(Stored data)
☆ ☆ ☆ ☆ ☆
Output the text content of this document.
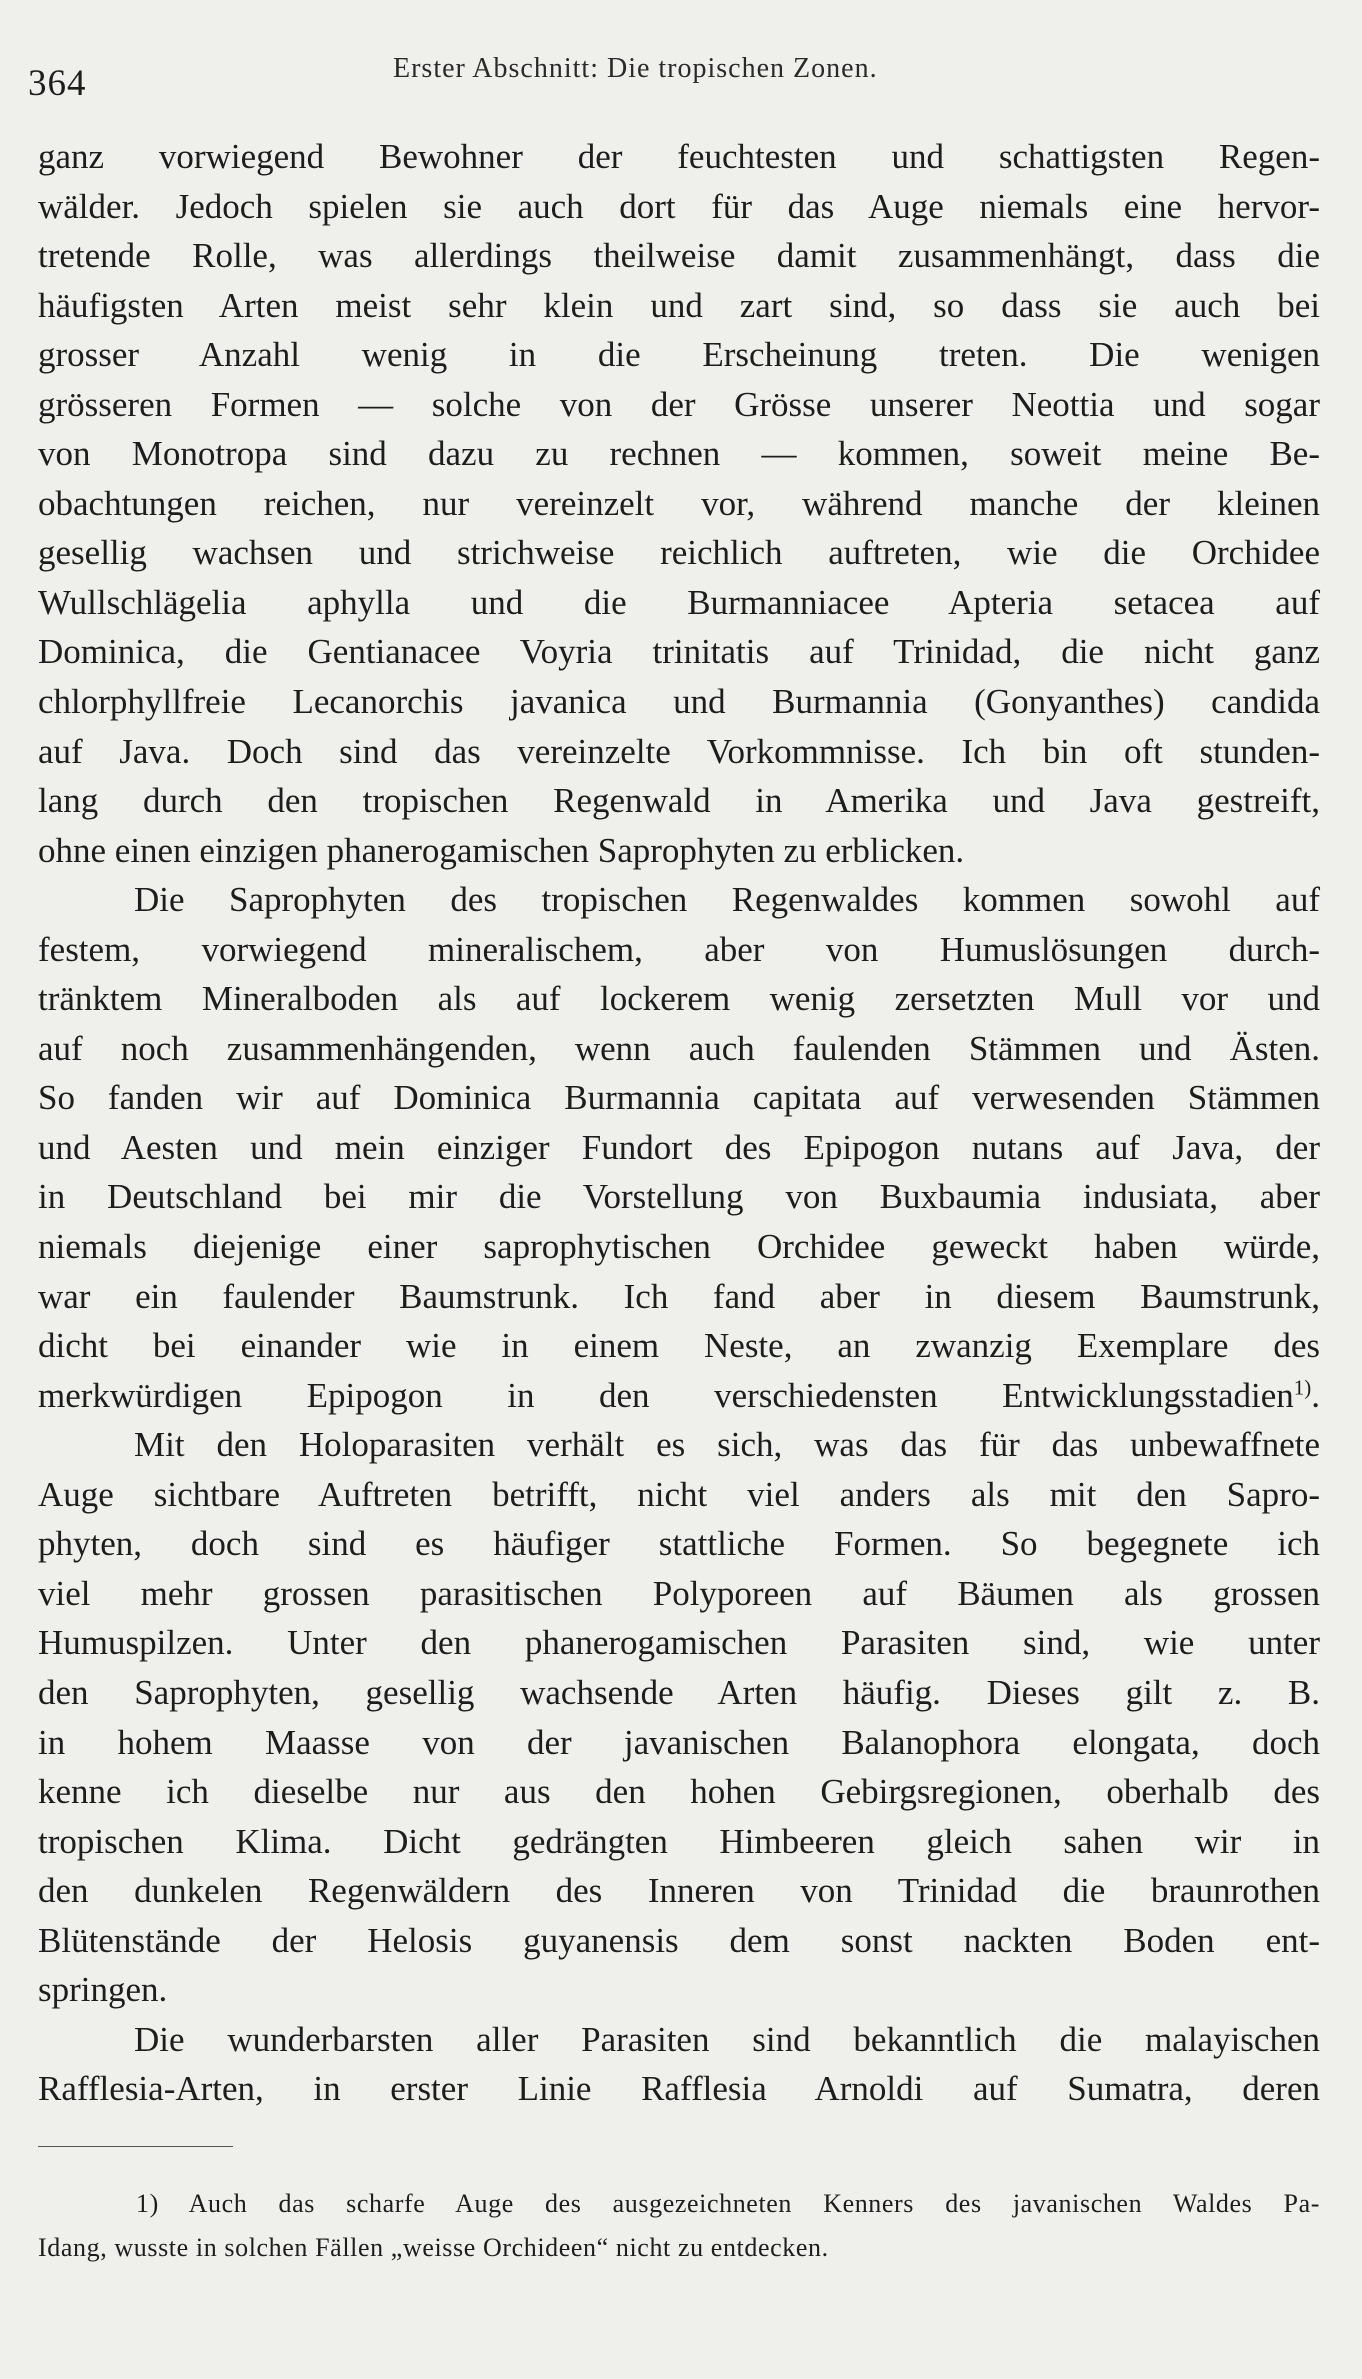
364	Erster Abschnitt: Die tropischen Zonen.
ganz vorwiegend Bewohner der feuchtesten und schattigsten Regen-
wälder. Jedoch spielen sie auch dort für das Auge niemals eine hervor-
tretende Rolle, was allerdings theilweise damit zusammenhängt, dass die
häufigsten Arten meist sehr klein und zart sind, so dass sie auch bei
grosser Anzahl wenig in die Erscheinung treten. Die wenigen
grösseren Formen — solche von der Grösse unserer Neottia und sogar
von Monotropa sind dazu zu rechnen — kommen, soweit meine Be-
obachtungen reichen, nur vereinzelt vor, während manche der kleinen
gesellig wachsen und strichweise reichlich auftreten, wie die Orchidee
Wullschlägelia aphylla und die Burmanniacee Apteria setacea auf
Dominica, die Gentianacee Voyria trinitatis auf Trinidad, die nicht ganz
chlorphyllfreie Lecanorchis javanica und Burmannia (Gonyanthes) candida
auf Java. Doch sind das vereinzelte Vorkommnisse. Ich bin oft stunden-
lang durch den tropischen Regenwald in Amerika und Java gestreift,
ohne einen einzigen phanerogamischen Saprophyten zu erblicken.
Die Saprophyten des tropischen Regenwaldes kommen sowohl auf
festem, vorwiegend mineralischem, aber von Humuslösungen durch-
tränktem Mineralboden als auf lockerem wenig zersetzten Mull vor und
auf noch zusammenhängenden, wenn auch faulenden Stämmen und Ästen.
So fanden wir auf Dominica Burmannia capitata auf verwesenden Stämmen
und Aesten und mein einziger Fundort des Epipogon nutans auf Java, der
in Deutschland bei mir die Vorstellung von Buxbaumia indusiata, aber
niemals diejenige einer saprophytischen Orchidee geweckt haben würde,
war ein faulender Baumstrunk. Ich fand aber in diesem Baumstrunk,
dicht bei einander wie in einem Neste, an zwanzig Exemplare des
merkwürdigen Epipogon in den verschiedensten Entwicklungsstadien$^{1)}$.
Mit den Holoparasiten verhält es sich, was das für das unbewaffnete
Auge sichtbare Auftreten betrifft, nicht viel anders als mit den Sapro-
phyten, doch sind es häufiger stattliche Formen. So begegnete ich
viel mehr grossen parasitischen Polyporeen auf Bäumen als grossen
Humuspilzen. Unter den phanerogamischen Parasiten sind, wie unter
den Saprophyten, gesellig wachsende Arten häufig. Dieses gilt z. B.
in hohem Maasse von der javanischen Balanophora elongata, doch
kenne ich dieselbe nur aus den hohen Gebirgsregionen, oberhalb des
tropischen Klima. Dicht gedrängten Himbeeren gleich sahen wir in
den dunkelen Regenwäldern des Inneren von Trinidad die braunrothen
Blütenstände der Helosis guyanensis dem sonst nackten Boden ent-
springen.
Die wunderbarsten aller Parasiten sind bekanntlich die malayischen
Rafflesia-Arten, in erster Linie Rafflesia Arnoldi auf Sumatra, deren
1) Auch das scharfe Auge des ausgezeichneten Kenners des javanischen Waldes Pa-
Idang, wusste in solchen Fällen „weisse Orchideen“ nicht zu entdecken.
☆ ☆ ☆ ☆ ☆
*Instructions to follow*. Search the entries for "tropischen" and copy out each line that has it.

*Written answer*.
364	Erster Abschnitt: Die tropischen Zonen.
lang durch den tropischen Regenwald in Amerika und Java gestreift,
Die Saprophyten des tropischen Regenwaldes kommen sowohl auf
tropischen Klima. Dicht gedrängten Himbeeren gleich sahen wir in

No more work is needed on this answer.